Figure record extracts
'''

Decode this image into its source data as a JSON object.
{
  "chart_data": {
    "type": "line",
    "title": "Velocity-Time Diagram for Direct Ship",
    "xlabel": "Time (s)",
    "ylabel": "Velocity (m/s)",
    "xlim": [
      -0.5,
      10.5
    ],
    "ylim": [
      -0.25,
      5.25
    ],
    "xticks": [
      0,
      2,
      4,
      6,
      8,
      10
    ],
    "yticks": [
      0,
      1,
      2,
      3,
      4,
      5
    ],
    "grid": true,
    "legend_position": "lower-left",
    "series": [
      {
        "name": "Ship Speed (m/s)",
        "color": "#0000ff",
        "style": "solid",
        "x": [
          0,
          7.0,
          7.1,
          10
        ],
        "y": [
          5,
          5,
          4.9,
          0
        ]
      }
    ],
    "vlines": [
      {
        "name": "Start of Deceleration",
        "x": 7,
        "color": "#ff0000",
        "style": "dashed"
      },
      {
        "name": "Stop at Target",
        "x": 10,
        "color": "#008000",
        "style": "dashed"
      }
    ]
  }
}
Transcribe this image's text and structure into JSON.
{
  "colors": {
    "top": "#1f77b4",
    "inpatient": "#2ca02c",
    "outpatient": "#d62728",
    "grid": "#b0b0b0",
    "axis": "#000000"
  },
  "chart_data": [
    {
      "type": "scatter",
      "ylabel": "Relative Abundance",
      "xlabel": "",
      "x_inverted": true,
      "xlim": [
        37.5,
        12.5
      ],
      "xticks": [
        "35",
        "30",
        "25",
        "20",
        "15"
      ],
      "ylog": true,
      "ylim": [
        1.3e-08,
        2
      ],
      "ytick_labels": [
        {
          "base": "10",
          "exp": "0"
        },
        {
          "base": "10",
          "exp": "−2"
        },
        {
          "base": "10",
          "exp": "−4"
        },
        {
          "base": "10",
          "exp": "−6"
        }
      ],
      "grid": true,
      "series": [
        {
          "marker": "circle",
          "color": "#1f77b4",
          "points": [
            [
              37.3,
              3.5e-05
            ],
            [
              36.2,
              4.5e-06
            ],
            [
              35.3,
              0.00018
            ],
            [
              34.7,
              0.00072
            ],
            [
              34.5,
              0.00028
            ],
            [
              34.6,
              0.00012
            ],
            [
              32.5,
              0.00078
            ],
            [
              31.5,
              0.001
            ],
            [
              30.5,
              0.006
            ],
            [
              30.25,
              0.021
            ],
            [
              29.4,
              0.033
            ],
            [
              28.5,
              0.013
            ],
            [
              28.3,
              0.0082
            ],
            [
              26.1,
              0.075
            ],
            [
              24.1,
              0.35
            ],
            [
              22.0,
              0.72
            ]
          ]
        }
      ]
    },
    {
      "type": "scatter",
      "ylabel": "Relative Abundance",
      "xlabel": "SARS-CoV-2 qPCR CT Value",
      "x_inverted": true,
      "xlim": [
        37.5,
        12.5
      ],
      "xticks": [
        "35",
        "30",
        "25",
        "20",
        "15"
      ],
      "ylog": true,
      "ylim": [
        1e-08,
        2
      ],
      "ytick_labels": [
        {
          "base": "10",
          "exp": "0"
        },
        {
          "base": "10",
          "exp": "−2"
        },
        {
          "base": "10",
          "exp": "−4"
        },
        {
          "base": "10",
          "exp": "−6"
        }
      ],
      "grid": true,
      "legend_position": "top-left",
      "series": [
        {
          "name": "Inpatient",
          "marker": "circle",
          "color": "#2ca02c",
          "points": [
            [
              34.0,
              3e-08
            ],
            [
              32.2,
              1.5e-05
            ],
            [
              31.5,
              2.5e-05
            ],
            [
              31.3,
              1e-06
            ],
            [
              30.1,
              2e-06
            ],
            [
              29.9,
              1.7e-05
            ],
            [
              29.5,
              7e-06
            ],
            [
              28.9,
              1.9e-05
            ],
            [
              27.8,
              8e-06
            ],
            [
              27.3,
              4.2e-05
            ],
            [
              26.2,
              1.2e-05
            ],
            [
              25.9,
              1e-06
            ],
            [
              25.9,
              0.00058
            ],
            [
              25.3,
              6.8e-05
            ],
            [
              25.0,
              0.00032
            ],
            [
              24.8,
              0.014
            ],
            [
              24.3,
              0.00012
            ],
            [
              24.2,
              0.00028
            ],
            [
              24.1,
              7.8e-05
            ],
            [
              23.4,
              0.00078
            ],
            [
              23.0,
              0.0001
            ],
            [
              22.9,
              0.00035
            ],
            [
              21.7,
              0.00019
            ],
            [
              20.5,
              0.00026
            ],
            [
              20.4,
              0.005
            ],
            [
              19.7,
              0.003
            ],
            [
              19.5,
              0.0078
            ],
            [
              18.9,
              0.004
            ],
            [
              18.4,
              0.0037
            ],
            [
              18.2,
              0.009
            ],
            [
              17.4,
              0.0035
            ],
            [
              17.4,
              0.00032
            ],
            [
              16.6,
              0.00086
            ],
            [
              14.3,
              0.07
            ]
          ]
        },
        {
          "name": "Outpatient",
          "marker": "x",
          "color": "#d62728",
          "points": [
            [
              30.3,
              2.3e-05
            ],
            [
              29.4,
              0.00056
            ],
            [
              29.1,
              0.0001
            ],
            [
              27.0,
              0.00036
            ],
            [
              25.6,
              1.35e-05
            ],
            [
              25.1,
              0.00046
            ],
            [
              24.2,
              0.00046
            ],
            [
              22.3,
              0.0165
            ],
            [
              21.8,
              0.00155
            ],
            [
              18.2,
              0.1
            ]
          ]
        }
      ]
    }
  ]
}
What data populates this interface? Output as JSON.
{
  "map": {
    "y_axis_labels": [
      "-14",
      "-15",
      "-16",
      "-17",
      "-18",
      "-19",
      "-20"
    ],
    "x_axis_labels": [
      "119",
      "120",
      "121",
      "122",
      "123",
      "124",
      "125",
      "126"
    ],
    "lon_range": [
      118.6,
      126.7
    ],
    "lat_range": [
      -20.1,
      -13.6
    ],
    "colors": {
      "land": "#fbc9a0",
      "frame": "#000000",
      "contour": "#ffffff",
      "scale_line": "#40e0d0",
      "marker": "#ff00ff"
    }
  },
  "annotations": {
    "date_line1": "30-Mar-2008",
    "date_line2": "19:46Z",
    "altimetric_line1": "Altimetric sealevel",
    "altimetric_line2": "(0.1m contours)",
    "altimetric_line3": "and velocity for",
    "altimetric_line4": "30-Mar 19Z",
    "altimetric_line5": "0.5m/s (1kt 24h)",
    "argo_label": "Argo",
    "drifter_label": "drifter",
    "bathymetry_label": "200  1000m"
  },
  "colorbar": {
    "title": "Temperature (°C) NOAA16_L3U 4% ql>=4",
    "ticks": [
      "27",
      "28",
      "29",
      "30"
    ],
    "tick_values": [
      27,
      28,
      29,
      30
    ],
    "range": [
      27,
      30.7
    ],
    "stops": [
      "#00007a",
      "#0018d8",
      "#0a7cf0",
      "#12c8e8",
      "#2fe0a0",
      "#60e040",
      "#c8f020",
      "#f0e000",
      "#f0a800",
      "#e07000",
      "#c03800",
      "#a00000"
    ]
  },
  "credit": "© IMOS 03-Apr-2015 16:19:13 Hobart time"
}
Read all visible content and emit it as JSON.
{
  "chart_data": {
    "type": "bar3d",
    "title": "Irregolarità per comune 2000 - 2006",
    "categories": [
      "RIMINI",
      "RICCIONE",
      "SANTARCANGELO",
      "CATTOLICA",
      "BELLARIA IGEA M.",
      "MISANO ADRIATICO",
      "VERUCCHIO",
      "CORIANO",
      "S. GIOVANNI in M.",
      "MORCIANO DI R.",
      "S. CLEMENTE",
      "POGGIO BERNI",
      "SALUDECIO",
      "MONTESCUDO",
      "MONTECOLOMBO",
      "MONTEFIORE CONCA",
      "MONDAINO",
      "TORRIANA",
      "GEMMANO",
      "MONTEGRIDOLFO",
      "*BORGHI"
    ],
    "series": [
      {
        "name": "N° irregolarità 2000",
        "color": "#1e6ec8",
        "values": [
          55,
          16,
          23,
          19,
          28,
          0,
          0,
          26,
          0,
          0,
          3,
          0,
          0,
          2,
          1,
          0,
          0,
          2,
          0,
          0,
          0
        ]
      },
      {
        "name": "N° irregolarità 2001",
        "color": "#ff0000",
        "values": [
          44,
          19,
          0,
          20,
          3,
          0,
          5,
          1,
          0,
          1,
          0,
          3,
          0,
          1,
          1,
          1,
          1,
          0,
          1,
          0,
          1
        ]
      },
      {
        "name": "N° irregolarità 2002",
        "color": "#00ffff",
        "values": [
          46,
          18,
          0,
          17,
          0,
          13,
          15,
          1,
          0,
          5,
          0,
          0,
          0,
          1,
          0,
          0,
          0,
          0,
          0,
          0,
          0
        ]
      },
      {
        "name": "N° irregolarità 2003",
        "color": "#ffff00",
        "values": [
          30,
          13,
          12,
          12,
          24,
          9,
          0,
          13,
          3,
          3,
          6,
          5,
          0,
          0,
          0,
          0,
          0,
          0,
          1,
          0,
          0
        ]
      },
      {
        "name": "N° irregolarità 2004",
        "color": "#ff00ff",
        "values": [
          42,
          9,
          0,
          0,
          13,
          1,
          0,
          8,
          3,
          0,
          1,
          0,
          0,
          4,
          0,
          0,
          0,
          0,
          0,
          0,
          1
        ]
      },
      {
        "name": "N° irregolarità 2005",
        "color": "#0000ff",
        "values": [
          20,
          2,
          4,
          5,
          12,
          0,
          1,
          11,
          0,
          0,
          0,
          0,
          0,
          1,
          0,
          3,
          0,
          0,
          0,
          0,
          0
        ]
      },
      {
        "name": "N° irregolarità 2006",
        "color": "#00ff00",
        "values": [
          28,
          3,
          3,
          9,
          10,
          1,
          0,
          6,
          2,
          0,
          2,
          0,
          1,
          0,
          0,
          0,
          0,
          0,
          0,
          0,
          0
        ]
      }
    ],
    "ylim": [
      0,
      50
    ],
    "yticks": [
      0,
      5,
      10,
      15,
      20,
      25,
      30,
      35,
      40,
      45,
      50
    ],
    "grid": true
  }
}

'''

◆ Written problem ◆
Report how many lines of the listing hold the word "type", with nothing but the number.

◆ Solution to this task ◆
4